◆ WRITTEN PROBLEM
Return the listing below unchanged, minus its pictures.

◆ RECORDS PROVIDED
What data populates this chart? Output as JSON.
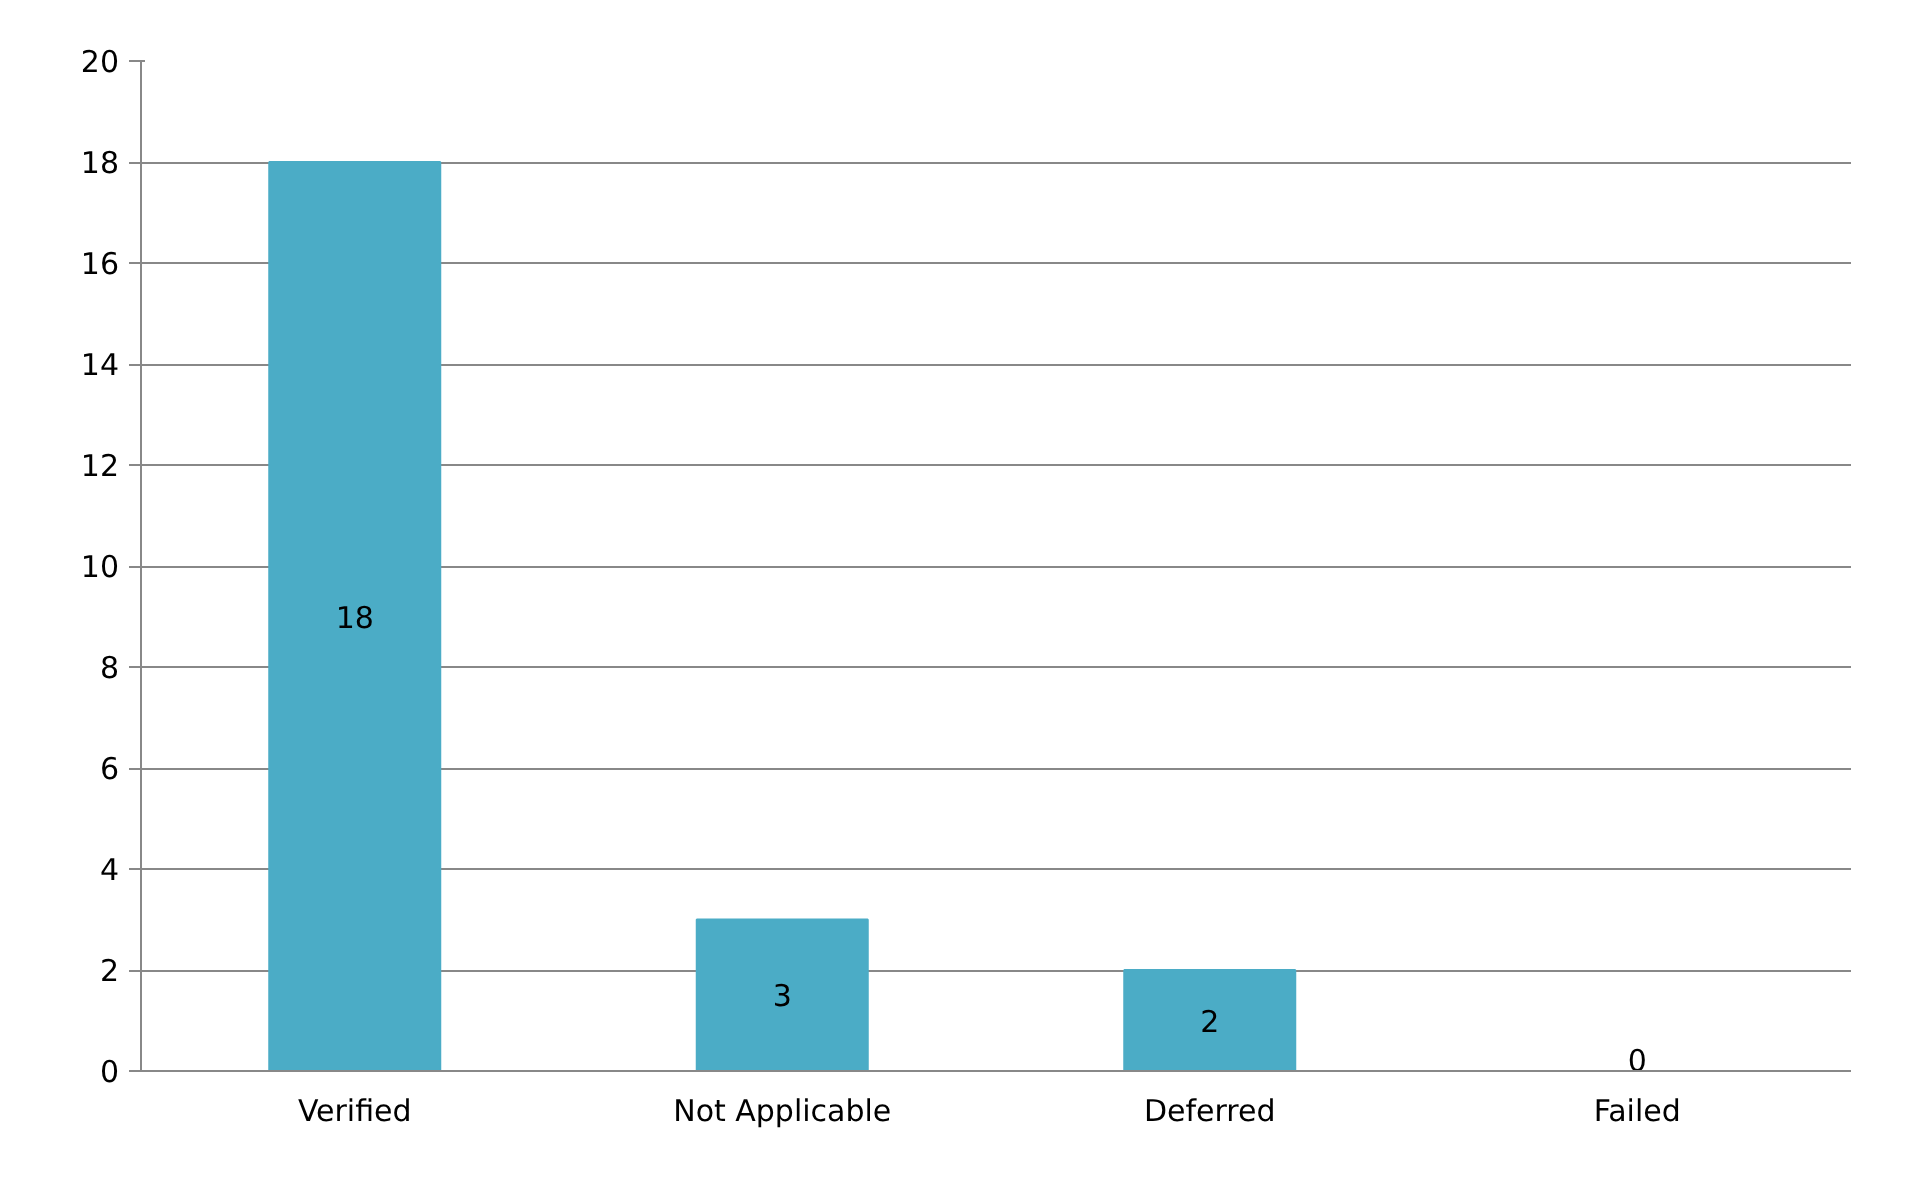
{
  "chart_data": {
    "type": "bar",
    "categories": [
      "Verified",
      "Not Applicable",
      "Deferred",
      "Failed"
    ],
    "values": [
      18,
      3,
      2,
      0
    ],
    "color": "#4bacc6",
    "ylim": [
      0,
      20
    ],
    "yticks": [
      0,
      2,
      4,
      6,
      8,
      10,
      12,
      14,
      16,
      18,
      20
    ],
    "grid": "y",
    "data_labels": true
  }
}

◆ SOLUTION TO THIS EXERCISE
What data populates this chart? Output as JSON.
{
  "chart_data": {
    "type": "bar",
    "categories": [
      "Verified",
      "Not Applicable",
      "Deferred",
      "Failed"
    ],
    "values": [
      18,
      3,
      2,
      0
    ],
    "color": "#4bacc6",
    "ylim": [
      0,
      20
    ],
    "yticks": [
      0,
      2,
      4,
      6,
      8,
      10,
      12,
      14,
      16,
      18,
      20
    ],
    "grid": "y",
    "data_labels": true
  }
}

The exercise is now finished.